*Instructions for the task*
Below are the entries; count the lines in them that contain the word "this" and give only the number.

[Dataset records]
——
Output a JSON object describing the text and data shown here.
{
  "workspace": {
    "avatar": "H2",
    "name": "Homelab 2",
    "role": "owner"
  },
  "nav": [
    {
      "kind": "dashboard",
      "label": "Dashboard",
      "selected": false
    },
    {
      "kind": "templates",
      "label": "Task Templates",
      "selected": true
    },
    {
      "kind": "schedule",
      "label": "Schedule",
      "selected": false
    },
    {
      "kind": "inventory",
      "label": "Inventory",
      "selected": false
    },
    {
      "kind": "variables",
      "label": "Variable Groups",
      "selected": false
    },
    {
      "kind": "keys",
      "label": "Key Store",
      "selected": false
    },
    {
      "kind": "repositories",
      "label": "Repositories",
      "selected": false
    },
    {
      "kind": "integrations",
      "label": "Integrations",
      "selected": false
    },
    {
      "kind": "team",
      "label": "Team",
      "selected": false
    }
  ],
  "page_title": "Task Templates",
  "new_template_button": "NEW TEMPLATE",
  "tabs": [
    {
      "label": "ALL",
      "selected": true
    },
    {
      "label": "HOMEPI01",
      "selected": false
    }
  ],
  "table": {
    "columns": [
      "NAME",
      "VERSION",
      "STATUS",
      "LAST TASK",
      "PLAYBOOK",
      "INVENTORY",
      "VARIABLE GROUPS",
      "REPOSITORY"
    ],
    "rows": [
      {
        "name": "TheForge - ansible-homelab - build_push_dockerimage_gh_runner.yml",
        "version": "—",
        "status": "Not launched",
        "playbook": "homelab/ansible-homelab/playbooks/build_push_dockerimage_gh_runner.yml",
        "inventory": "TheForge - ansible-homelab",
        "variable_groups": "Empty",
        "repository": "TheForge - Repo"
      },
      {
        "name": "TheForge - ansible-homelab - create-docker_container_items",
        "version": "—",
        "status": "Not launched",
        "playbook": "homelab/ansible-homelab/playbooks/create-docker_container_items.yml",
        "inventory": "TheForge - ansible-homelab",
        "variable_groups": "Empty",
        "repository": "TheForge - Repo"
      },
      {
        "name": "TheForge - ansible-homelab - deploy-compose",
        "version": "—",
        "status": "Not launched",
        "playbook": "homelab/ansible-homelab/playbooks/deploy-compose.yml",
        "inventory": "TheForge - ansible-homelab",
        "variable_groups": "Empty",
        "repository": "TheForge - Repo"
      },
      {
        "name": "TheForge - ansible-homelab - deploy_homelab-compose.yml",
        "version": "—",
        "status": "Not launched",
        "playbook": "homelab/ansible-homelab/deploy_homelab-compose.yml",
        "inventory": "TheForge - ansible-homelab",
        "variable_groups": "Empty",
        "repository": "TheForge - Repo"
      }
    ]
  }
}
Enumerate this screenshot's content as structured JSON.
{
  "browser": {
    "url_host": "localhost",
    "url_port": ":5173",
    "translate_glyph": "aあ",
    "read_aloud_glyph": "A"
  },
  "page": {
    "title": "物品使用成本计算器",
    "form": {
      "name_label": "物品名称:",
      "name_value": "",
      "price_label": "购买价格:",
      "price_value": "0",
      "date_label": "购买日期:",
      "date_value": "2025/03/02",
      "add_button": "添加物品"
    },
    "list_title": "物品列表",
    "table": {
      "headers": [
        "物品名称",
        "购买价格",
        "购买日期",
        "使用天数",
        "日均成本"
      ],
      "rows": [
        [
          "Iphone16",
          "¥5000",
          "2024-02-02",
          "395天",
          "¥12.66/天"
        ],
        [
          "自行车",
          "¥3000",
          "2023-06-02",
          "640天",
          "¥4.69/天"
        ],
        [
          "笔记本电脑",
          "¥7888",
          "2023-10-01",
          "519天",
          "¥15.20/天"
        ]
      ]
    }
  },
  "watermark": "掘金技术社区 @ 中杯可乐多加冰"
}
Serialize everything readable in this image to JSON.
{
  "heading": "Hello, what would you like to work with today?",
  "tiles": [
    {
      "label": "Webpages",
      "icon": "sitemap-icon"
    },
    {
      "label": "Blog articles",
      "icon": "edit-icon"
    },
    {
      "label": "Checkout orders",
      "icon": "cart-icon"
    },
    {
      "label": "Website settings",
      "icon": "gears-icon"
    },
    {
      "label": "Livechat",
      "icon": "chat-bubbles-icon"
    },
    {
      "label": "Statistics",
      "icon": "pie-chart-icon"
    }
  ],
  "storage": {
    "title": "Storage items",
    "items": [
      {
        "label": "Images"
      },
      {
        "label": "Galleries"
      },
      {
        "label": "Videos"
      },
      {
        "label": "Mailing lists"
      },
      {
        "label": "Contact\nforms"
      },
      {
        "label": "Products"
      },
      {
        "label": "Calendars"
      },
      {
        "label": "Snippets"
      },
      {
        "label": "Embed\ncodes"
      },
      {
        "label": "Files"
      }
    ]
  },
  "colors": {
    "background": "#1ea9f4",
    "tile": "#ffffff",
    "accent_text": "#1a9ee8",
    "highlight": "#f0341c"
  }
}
——
*In response*
2